(Items from a dataset)
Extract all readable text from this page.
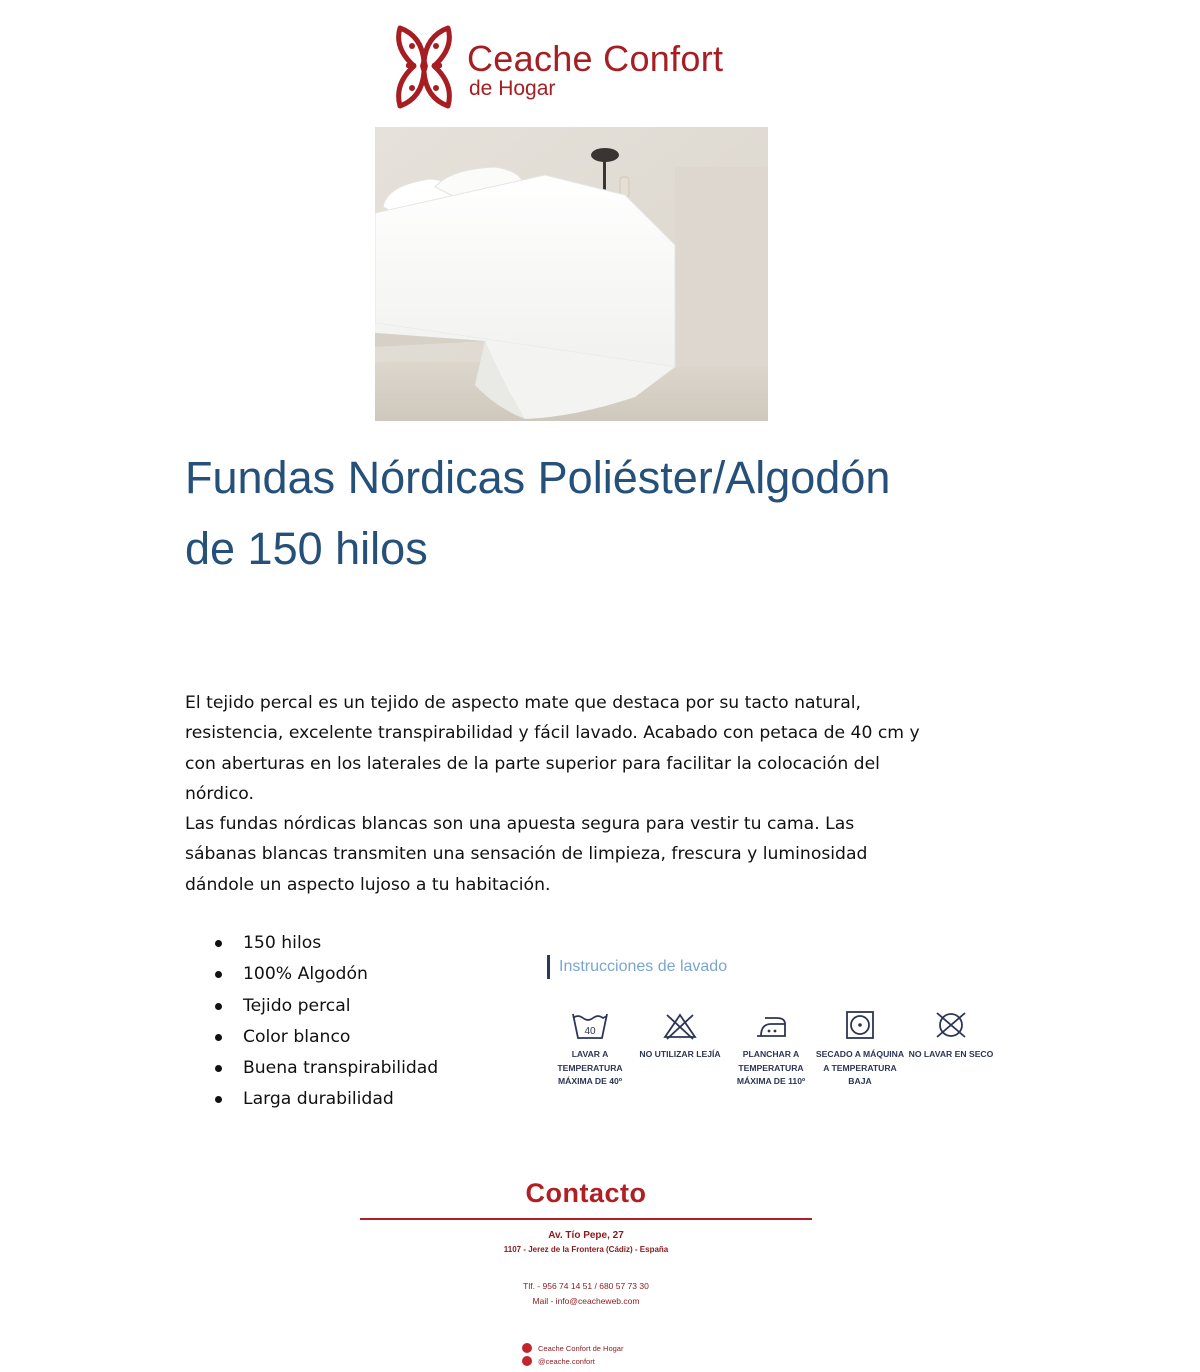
Ceache Confort
de Hogar
Fundas Nórdicas Poliéster/Algodón de 150 hilos

El tejido percal es un tejido de aspecto mate que destaca por su tacto natural, resistencia, excelente transpirabilidad y fácil lavado. Acabado con petaca de 40 cm y con aberturas en los laterales de la parte superior para facilitar la colocación del nórdico.

Las fundas nórdicas blancas son una apuesta segura para vestir tu cama. Las sábanas blancas transmiten una sensación de limpieza, frescura y luminosidad dándole un aspecto lujoso a tu habitación.

150 hilos
100% Algodón
Tejido percal
Color blanco
Buena transpirabilidad
Larga durabilidad
Instrucciones de lavado
40
LAVAR A TEMPERATURA MÁXIMA DE 40º
NO UTILIZAR LEJÍA	PLANCHAR A TEMPERATURA MÁXIMA DE 110º
SECADO A MÁQUINA A TEMPERATURA BAJA
NO LAVAR EN SECO
Contacto
Av. Tío Pepe, 27
1107 - Jerez de la Frontera (Cádiz) - España
Tlf. - 956 74 14 51 / 680 57 73 30
Mail - info@ceacheweb.com
Ceache Confort de Hogar
@ceache.confort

• **Exercise goal**:
Extract all lines from the data in which "para" is found.

• **Response**:
El tejido percal es un tejido de aspecto mate que destaca por su tacto natural, resistencia, excelente transpirabilidad y fácil lavado. Acabado con petaca de 40 cm y con aberturas en los laterales de la parte superior para facilitar la colocación del nórdico.
Las fundas nórdicas blancas son una apuesta segura para vestir tu cama. Las sábanas blancas transmiten una sensación de limpieza, frescura y luminosidad dándole un aspecto lujoso a tu habitación.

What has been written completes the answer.